STATED EXERCISE
Copy the stretch of the article on automation and creative work from "While much has" through "the brain does?" word for word.
··· DOCUMENT PASSAGE ···
The robots are coming. Of that there is no doubt. But how relentless the march of automation will be – and how quickly it will transform the workplace and the workforce beyond recognition – depends on which particular report you read.
The McKinsey Global Institute recently issued a study on the subject, stating 50% of today’s work activities could be automated by 2055. This contrasts with research from Oxford University, which estimated in 2013 that 47% of US jobs were now at risk from automation. The Organization for Economic Cooperation and Development, meanwhile, was a little less aggressive, concluding in its 2015 study that across its 21 member countries, 9% of jobs could be automated.
Creative thinking is one of a handful of cognitive skills that computers will take time to replicate
Why such disparity in the figures? Put simply, there is so much uncertainty about the future, and how fast technology will evolve, that credible scenario-planning is a challenge, to say the least.
Regardless of which statistics you choose to believe, those of us tasked with coming up with "big ideas" have at least one piece of good news – we are not going to be automated out of our jobs quite yet. Creative thinking is, unsurprisingly, one of a handful of cognitive skills that computers will take more time to replicate.
While much has been made of the use of artificial intelligence in recent campaigns – McCann Japan’s AI creative director’s work for Mondelez, for example – in those cases AI was deployed at the executional stage, not at the conception of the big idea.
But let’s not get too complacent. As Blaise Agüera y Arcas, founder of Google’s Artists and Machine Intelligence programme, argued in his 2016 TED talk, perception and creativity are by no means uniquely human. The brain is computational, after all, so why can’t computers eventually do everything the brain does?
Of the children aged three to five who were tested by the research team, 98% showed they could think in divergent ways
It is against this backdrop of rapidly evolving technology and the endless march of automation that I worry about the job prospects of the current generation of children. As McKinsey stated in its report, for workers of the future to win in the employment race they will need to increase their basic skills in science, technology, engineering and mathematics – but they will also need to hone their creative and social skills significantly. That can’t be done without smart policymakers working seamlessly alongside enlightened education providers – something I don’t believe the UK government is doing at present.
··· MATERIAL ···
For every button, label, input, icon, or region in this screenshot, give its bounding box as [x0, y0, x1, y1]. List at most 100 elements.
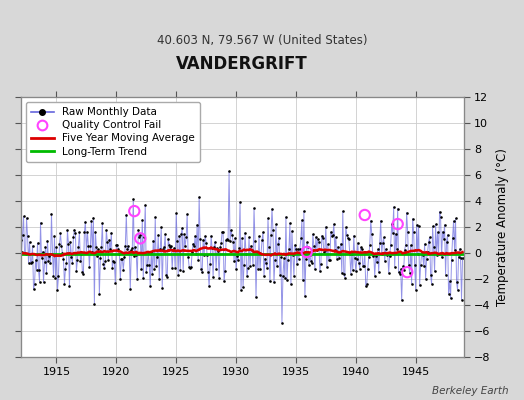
Point: [355, 260, 363, 266]
Point: [389, 204, 398, 210]
Point: [112, 242, 121, 249]
Point: [47, 210, 56, 217]
Point: [50, 233, 59, 239]
Point: [136, 235, 145, 242]
Point: [299, 277, 307, 284]
Point: [424, 239, 433, 246]
Point: [433, 229, 442, 235]
Point: [307, 258, 315, 264]
Point: [132, 252, 140, 258]
Point: [39, 279, 48, 285]
Point: [166, 244, 174, 250]
Point: [442, 238, 451, 245]
Point: [325, 257, 333, 264]
Point: [311, 266, 319, 272]
Point: [87, 218, 95, 224]
Point: [92, 244, 101, 250]
Point: [422, 255, 431, 262]
Point: [20, 250, 29, 256]
Point: [270, 279, 278, 286]
Point: [450, 247, 458, 254]
Point: [381, 246, 390, 252]
Point: [173, 238, 181, 244]
Point: [374, 246, 382, 253]
Point: [444, 290, 453, 297]
Point: [53, 287, 62, 294]
Point: [454, 254, 463, 260]
Point: [234, 257, 242, 264]
Point: [378, 240, 387, 246]
Point: [84, 243, 93, 249]
Point: [40, 259, 49, 266]
Point: [122, 212, 130, 218]
Point: [319, 235, 327, 241]
Point: [377, 251, 386, 257]
Point: [25, 239, 34, 245]
Point: [139, 275, 147, 282]
Point: [231, 235, 239, 241]
Point: [293, 261, 301, 268]
Point: [263, 264, 271, 271]
Point: [379, 234, 388, 240]
Point: [216, 244, 224, 250]
Point: [224, 236, 232, 243]
Point: [388, 221, 396, 227]
Point: [96, 255, 105, 262]
Point: [325, 257, 334, 264]
Point: [392, 246, 401, 252]
Point: [75, 229, 84, 236]
Point: [159, 246, 167, 253]
Point: [127, 246, 136, 253]
Point: [220, 278, 228, 284]
Point: [294, 255, 303, 262]
Point: [339, 208, 347, 214]
Point: [69, 234, 78, 240]
Point: [346, 270, 355, 277]
Point: [294, 246, 302, 253]
Point: [407, 242, 415, 248]
Point: [268, 206, 276, 212]
Point: [259, 229, 267, 236]
Point: [342, 224, 350, 230]
Point: [136, 232, 145, 238]
Point: [21, 251, 30, 258]
Point: [435, 208, 444, 215]
Point: [110, 259, 118, 265]
Point: [252, 294, 260, 300]
Point: [72, 268, 81, 274]
Point: [202, 239, 210, 246]
Point: [304, 244, 312, 251]
Point: [26, 260, 35, 266]
Point: [356, 244, 365, 250]
Point: [397, 266, 405, 272]
Point: [275, 235, 283, 241]
Point: [440, 222, 449, 228]
Point: [204, 269, 212, 276]
Point: [316, 260, 325, 267]
Point: [119, 266, 127, 273]
Point: [171, 265, 179, 272]
Point: [94, 246, 103, 253]
Point: [24, 260, 32, 266]
Point: [152, 263, 160, 269]
Point: [396, 270, 404, 277]
Point: [169, 247, 178, 253]
Point: [402, 209, 411, 216]
Point: [315, 267, 324, 274]
Point: [158, 284, 167, 291]
Point: [36, 220, 45, 226]
Point: [54, 273, 63, 280]
Point: [362, 283, 370, 289]
Point: [289, 252, 297, 259]
Point: [314, 236, 322, 242]
Point: [181, 243, 189, 249]
Point: [340, 271, 348, 278]
Point: [185, 263, 193, 270]
Point: [375, 269, 383, 276]
Point: [76, 258, 84, 264]
Point: [118, 256, 126, 262]
Point: [230, 258, 238, 264]
Point: [368, 253, 377, 259]
Point: [357, 246, 366, 252]
Point: [162, 272, 170, 279]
···
ANSWER TO THIS PROBLEM
While much has been made of the use of artificial intelligence in recent campaigns – McCann Japan’s AI creative director’s work for Mondelez, for example – in those cases AI was deployed at the executional stage, not at the conception of the big idea.
But let’s not get too complacent. As Blaise Agüera y Arcas, founder of Google’s Artists and Machine Intelligence programme, argued in his 2016 TED talk, perception and creativity are by no means uniquely human. The brain is computational, after all, so why can’t computers eventually do everything the brain does?